:: JOB ::
Give the data a second time, exactly and in full.

:: RECORDS PROVIDED ::

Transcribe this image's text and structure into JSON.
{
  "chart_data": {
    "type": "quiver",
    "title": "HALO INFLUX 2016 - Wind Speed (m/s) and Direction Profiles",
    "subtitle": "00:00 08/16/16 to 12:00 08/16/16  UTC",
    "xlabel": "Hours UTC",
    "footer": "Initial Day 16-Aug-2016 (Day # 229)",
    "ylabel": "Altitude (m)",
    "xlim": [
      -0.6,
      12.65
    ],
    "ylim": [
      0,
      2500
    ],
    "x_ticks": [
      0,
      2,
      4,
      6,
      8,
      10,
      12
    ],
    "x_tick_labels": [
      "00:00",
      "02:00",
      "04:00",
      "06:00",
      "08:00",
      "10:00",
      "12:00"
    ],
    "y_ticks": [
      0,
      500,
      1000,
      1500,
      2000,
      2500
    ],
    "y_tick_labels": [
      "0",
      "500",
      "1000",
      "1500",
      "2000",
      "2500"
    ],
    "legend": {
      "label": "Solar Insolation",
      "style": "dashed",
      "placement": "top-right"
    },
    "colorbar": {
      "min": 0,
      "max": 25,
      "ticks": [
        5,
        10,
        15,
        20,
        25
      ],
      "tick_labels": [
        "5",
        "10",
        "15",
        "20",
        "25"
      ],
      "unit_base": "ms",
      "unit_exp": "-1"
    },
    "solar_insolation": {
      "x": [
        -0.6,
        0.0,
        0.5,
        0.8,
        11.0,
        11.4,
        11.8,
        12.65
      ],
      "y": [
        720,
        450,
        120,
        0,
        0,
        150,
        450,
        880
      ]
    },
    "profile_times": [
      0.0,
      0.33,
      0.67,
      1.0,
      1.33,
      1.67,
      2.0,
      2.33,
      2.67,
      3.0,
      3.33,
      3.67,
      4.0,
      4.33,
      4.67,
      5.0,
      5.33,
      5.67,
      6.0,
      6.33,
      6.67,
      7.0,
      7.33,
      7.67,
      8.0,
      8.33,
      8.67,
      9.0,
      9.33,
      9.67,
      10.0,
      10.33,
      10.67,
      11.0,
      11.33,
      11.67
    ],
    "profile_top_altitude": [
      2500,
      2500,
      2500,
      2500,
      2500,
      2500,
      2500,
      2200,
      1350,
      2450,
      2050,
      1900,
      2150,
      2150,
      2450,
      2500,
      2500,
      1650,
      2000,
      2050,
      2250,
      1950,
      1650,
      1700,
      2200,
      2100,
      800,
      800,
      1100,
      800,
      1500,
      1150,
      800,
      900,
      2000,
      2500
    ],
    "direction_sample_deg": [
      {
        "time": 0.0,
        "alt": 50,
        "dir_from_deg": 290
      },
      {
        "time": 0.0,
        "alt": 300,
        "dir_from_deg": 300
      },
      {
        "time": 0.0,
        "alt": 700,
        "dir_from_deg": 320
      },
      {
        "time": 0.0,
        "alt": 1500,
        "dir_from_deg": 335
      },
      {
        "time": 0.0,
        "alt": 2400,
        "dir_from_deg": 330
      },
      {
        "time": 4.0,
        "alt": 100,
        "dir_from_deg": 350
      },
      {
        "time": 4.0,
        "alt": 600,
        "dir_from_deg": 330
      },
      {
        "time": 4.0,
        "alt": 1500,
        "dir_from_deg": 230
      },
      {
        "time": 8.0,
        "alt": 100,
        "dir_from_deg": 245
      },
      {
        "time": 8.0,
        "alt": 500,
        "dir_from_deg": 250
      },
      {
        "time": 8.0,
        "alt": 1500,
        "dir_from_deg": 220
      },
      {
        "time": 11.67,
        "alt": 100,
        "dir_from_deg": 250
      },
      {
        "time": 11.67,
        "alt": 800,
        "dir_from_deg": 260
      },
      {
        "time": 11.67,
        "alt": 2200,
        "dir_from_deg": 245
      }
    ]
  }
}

:: RESPONSE TO THE TASK ::
Transcribe this image's text and structure into JSON.
{
  "chart_data": {
    "type": "quiver",
    "title": "HALO INFLUX 2016 - Wind Speed (m/s) and Direction Profiles",
    "subtitle": "00:00 08/16/16 to 12:00 08/16/16  UTC",
    "xlabel": "Hours UTC",
    "footer": "Initial Day 16-Aug-2016 (Day # 229)",
    "ylabel": "Altitude (m)",
    "xlim": [
      -0.6,
      12.65
    ],
    "ylim": [
      0,
      2500
    ],
    "x_ticks": [
      0,
      2,
      4,
      6,
      8,
      10,
      12
    ],
    "x_tick_labels": [
      "00:00",
      "02:00",
      "04:00",
      "06:00",
      "08:00",
      "10:00",
      "12:00"
    ],
    "y_ticks": [
      0,
      500,
      1000,
      1500,
      2000,
      2500
    ],
    "y_tick_labels": [
      "0",
      "500",
      "1000",
      "1500",
      "2000",
      "2500"
    ],
    "legend": {
      "label": "Solar Insolation",
      "style": "dashed",
      "placement": "top-right"
    },
    "colorbar": {
      "min": 0,
      "max": 25,
      "ticks": [
        5,
        10,
        15,
        20,
        25
      ],
      "tick_labels": [
        "5",
        "10",
        "15",
        "20",
        "25"
      ],
      "unit_base": "ms",
      "unit_exp": "-1"
    },
    "solar_insolation": {
      "x": [
        -0.6,
        0.0,
        0.5,
        0.8,
        11.0,
        11.4,
        11.8,
        12.65
      ],
      "y": [
        720,
        450,
        120,
        0,
        0,
        150,
        450,
        880
      ]
    },
    "profile_times": [
      0.0,
      0.33,
      0.67,
      1.0,
      1.33,
      1.67,
      2.0,
      2.33,
      2.67,
      3.0,
      3.33,
      3.67,
      4.0,
      4.33,
      4.67,
      5.0,
      5.33,
      5.67,
      6.0,
      6.33,
      6.67,
      7.0,
      7.33,
      7.67,
      8.0,
      8.33,
      8.67,
      9.0,
      9.33,
      9.67,
      10.0,
      10.33,
      10.67,
      11.0,
      11.33,
      11.67
    ],
    "profile_top_altitude": [
      2500,
      2500,
      2500,
      2500,
      2500,
      2500,
      2500,
      2200,
      1350,
      2450,
      2050,
      1900,
      2150,
      2150,
      2450,
      2500,
      2500,
      1650,
      2000,
      2050,
      2250,
      1950,
      1650,
      1700,
      2200,
      2100,
      800,
      800,
      1100,
      800,
      1500,
      1150,
      800,
      900,
      2000,
      2500
    ],
    "direction_sample_deg": [
      {
        "time": 0.0,
        "alt": 50,
        "dir_from_deg": 290
      },
      {
        "time": 0.0,
        "alt": 300,
        "dir_from_deg": 300
      },
      {
        "time": 0.0,
        "alt": 700,
        "dir_from_deg": 320
      },
      {
        "time": 0.0,
        "alt": 1500,
        "dir_from_deg": 335
      },
      {
        "time": 0.0,
        "alt": 2400,
        "dir_from_deg": 330
      },
      {
        "time": 4.0,
        "alt": 100,
        "dir_from_deg": 350
      },
      {
        "time": 4.0,
        "alt": 600,
        "dir_from_deg": 330
      },
      {
        "time": 4.0,
        "alt": 1500,
        "dir_from_deg": 230
      },
      {
        "time": 8.0,
        "alt": 100,
        "dir_from_deg": 245
      },
      {
        "time": 8.0,
        "alt": 500,
        "dir_from_deg": 250
      },
      {
        "time": 8.0,
        "alt": 1500,
        "dir_from_deg": 220
      },
      {
        "time": 11.67,
        "alt": 100,
        "dir_from_deg": 250
      },
      {
        "time": 11.67,
        "alt": 800,
        "dir_from_deg": 260
      },
      {
        "time": 11.67,
        "alt": 2200,
        "dir_from_deg": 245
      }
    ]
  }
}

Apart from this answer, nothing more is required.